## RECORDS:
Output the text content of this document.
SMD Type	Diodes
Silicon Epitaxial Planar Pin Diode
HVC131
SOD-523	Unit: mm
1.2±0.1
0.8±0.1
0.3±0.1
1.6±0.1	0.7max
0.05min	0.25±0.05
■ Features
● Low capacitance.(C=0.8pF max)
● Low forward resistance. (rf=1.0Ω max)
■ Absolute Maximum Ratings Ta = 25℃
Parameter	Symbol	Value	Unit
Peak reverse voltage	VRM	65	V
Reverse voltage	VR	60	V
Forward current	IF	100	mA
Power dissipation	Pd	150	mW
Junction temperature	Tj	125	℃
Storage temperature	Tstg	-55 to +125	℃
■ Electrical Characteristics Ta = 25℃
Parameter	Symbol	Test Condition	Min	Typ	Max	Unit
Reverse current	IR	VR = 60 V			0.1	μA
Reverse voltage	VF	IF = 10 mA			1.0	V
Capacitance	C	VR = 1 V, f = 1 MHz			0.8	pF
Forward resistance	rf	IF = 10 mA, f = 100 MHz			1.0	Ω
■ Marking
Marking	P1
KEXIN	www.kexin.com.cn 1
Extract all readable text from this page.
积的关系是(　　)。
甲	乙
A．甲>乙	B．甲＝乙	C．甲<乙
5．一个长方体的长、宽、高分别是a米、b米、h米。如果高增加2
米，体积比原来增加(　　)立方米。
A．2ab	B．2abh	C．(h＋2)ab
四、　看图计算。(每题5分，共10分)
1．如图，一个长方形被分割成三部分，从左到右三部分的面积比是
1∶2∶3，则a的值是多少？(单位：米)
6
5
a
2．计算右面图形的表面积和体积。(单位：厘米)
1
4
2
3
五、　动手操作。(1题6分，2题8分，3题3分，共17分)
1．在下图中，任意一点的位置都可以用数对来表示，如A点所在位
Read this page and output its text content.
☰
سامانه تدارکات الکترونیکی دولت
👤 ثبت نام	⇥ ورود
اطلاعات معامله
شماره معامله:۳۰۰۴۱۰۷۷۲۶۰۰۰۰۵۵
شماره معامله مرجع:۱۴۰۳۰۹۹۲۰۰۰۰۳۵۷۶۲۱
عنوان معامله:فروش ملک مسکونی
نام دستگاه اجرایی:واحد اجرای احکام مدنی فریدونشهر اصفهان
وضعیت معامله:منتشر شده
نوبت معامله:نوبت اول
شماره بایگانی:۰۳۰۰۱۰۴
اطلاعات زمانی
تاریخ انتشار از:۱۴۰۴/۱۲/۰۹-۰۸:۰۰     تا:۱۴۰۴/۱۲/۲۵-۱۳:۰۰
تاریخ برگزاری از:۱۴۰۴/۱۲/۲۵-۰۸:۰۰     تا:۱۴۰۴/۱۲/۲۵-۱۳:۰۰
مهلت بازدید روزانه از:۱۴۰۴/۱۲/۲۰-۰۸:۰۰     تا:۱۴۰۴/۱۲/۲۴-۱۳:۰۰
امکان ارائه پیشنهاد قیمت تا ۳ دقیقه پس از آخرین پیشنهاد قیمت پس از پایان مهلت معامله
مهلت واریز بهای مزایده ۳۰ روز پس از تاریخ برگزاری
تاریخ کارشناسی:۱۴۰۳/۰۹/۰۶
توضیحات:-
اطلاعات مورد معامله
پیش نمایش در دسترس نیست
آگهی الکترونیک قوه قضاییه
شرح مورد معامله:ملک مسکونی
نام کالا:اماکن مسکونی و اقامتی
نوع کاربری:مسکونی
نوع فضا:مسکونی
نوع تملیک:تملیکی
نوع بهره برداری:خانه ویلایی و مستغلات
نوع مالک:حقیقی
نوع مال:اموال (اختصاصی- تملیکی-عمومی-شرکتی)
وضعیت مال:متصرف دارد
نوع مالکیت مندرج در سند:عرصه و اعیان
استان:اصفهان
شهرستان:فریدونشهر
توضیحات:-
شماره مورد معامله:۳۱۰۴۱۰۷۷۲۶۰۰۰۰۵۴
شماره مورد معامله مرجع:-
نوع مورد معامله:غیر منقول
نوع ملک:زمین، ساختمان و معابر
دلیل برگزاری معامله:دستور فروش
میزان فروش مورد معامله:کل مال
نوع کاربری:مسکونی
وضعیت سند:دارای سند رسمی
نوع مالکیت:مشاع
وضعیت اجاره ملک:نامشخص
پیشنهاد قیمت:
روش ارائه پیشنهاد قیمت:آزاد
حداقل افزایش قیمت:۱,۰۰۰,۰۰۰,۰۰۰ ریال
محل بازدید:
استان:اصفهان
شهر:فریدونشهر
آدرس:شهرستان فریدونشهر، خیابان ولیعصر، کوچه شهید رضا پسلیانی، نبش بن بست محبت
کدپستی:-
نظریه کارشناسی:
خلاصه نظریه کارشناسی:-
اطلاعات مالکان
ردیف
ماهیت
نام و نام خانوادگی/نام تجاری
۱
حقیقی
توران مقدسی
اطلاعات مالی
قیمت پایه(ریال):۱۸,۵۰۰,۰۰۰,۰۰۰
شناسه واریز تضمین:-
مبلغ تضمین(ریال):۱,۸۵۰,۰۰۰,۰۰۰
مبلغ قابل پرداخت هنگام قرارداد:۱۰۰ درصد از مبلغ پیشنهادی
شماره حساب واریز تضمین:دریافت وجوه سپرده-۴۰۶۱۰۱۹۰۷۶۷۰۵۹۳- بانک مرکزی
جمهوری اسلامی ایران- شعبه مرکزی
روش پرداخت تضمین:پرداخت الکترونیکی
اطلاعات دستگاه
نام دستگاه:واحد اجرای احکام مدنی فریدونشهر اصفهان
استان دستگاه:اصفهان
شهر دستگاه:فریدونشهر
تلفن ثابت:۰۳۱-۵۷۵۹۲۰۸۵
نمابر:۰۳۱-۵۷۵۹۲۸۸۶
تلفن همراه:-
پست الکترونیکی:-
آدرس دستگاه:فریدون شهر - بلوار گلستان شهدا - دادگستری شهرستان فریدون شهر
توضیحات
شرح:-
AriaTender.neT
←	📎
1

## EXERCISE:
Copy the records above exactly as they appear.

## ANSWER TO THE PROBLEM:
Output the text content of this document.
SMD Type	Diodes
Silicon Epitaxial Planar Pin Diode
HVC131
SOD-523	Unit: mm
1.2±0.1
0.8±0.1
0.3±0.1
1.6±0.1	0.7max
0.05min	0.25±0.05
■ Features
● Low capacitance.(C=0.8pF max)
● Low forward resistance. (rf=1.0Ω max)
■ Absolute Maximum Ratings Ta = 25℃
Parameter	Symbol	Value	Unit
Peak reverse voltage	VRM	65	V
Reverse voltage	VR	60	V
Forward current	IF	100	mA
Power dissipation	Pd	150	mW
Junction temperature	Tj	125	℃
Storage temperature	Tstg	-55 to +125	℃
■ Electrical Characteristics Ta = 25℃
Parameter	Symbol	Test Condition	Min	Typ	Max	Unit
Reverse current	IR	VR = 60 V			0.1	μA
Reverse voltage	VF	IF = 10 mA			1.0	V
Capacitance	C	VR = 1 V, f = 1 MHz			0.8	pF
Forward resistance	rf	IF = 10 mA, f = 100 MHz			1.0	Ω
■ Marking
Marking	P1
KEXIN	www.kexin.com.cn 1
Extract all readable text from this page.
积的关系是(　　)。
甲	乙
A．甲>乙	B．甲＝乙	C．甲<乙
5．一个长方体的长、宽、高分别是a米、b米、h米。如果高增加2
米，体积比原来增加(　　)立方米。
A．2ab	B．2abh	C．(h＋2)ab
四、　看图计算。(每题5分，共10分)
1．如图，一个长方形被分割成三部分，从左到右三部分的面积比是
1∶2∶3，则a的值是多少？(单位：米)
6
5
a
2．计算右面图形的表面积和体积。(单位：厘米)
1
4
2
3
五、　动手操作。(1题6分，2题8分，3题3分，共17分)
1．在下图中，任意一点的位置都可以用数对来表示，如A点所在位
Read this page and output its text content.
☰
سامانه تدارکات الکترونیکی دولت
👤 ثبت نام	⇥ ورود
اطلاعات معامله
شماره معامله:۳۰۰۴۱۰۷۷۲۶۰۰۰۰۵۵
شماره معامله مرجع:۱۴۰۳۰۹۹۲۰۰۰۰۳۵۷۶۲۱
عنوان معامله:فروش ملک مسکونی
نام دستگاه اجرایی:واحد اجرای احکام مدنی فریدونشهر اصفهان
وضعیت معامله:منتشر شده
نوبت معامله:نوبت اول
شماره بایگانی:۰۳۰۰۱۰۴
اطلاعات زمانی
تاریخ انتشار از:۱۴۰۴/۱۲/۰۹-۰۸:۰۰     تا:۱۴۰۴/۱۲/۲۵-۱۳:۰۰
تاریخ برگزاری از:۱۴۰۴/۱۲/۲۵-۰۸:۰۰     تا:۱۴۰۴/۱۲/۲۵-۱۳:۰۰
مهلت بازدید روزانه از:۱۴۰۴/۱۲/۲۰-۰۸:۰۰     تا:۱۴۰۴/۱۲/۲۴-۱۳:۰۰
امکان ارائه پیشنهاد قیمت تا ۳ دقیقه پس از آخرین پیشنهاد قیمت پس از پایان مهلت معامله
مهلت واریز بهای مزایده ۳۰ روز پس از تاریخ برگزاری
تاریخ کارشناسی:۱۴۰۳/۰۹/۰۶
توضیحات:-
اطلاعات مورد معامله
پیش نمایش در دسترس نیست
آگهی الکترونیک قوه قضاییه
شرح مورد معامله:ملک مسکونی
نام کالا:اماکن مسکونی و اقامتی
نوع کاربری:مسکونی
نوع فضا:مسکونی
نوع تملیک:تملیکی
نوع بهره برداری:خانه ویلایی و مستغلات
نوع مالک:حقیقی
نوع مال:اموال (اختصاصی- تملیکی-عمومی-شرکتی)
وضعیت مال:متصرف دارد
نوع مالکیت مندرج در سند:عرصه و اعیان
استان:اصفهان
شهرستان:فریدونشهر
توضیحات:-
شماره مورد معامله:۳۱۰۴۱۰۷۷۲۶۰۰۰۰۵۴
شماره مورد معامله مرجع:-
نوع مورد معامله:غیر منقول
نوع ملک:زمین، ساختمان و معابر
دلیل برگزاری معامله:دستور فروش
میزان فروش مورد معامله:کل مال
نوع کاربری:مسکونی
وضعیت سند:دارای سند رسمی
نوع مالکیت:مشاع
وضعیت اجاره ملک:نامشخص
پیشنهاد قیمت:
روش ارائه پیشنهاد قیمت:آزاد
حداقل افزایش قیمت:۱,۰۰۰,۰۰۰,۰۰۰ ریال
محل بازدید:
استان:اصفهان
شهر:فریدونشهر
آدرس:شهرستان فریدونشهر، خیابان ولیعصر، کوچه شهید رضا پسلیانی، نبش بن بست محبت
کدپستی:-
نظریه کارشناسی:
خلاصه نظریه کارشناسی:-
اطلاعات مالکان
ردیف
ماهیت
نام و نام خانوادگی/نام تجاری
۱
حقیقی
توران مقدسی
اطلاعات مالی
قیمت پایه(ریال):۱۸,۵۰۰,۰۰۰,۰۰۰
شناسه واریز تضمین:-
مبلغ تضمین(ریال):۱,۸۵۰,۰۰۰,۰۰۰
مبلغ قابل پرداخت هنگام قرارداد:۱۰۰ درصد از مبلغ پیشنهادی
شماره حساب واریز تضمین:دریافت وجوه سپرده-۴۰۶۱۰۱۹۰۷۶۷۰۵۹۳- بانک مرکزی
جمهوری اسلامی ایران- شعبه مرکزی
روش پرداخت تضمین:پرداخت الکترونیکی
اطلاعات دستگاه
نام دستگاه:واحد اجرای احکام مدنی فریدونشهر اصفهان
استان دستگاه:اصفهان
شهر دستگاه:فریدونشهر
تلفن ثابت:۰۳۱-۵۷۵۹۲۰۸۵
نمابر:۰۳۱-۵۷۵۹۲۸۸۶
تلفن همراه:-
پست الکترونیکی:-
آدرس دستگاه:فریدون شهر - بلوار گلستان شهدا - دادگستری شهرستان فریدون شهر
توضیحات
شرح:-
AriaTender.neT
←	📎
1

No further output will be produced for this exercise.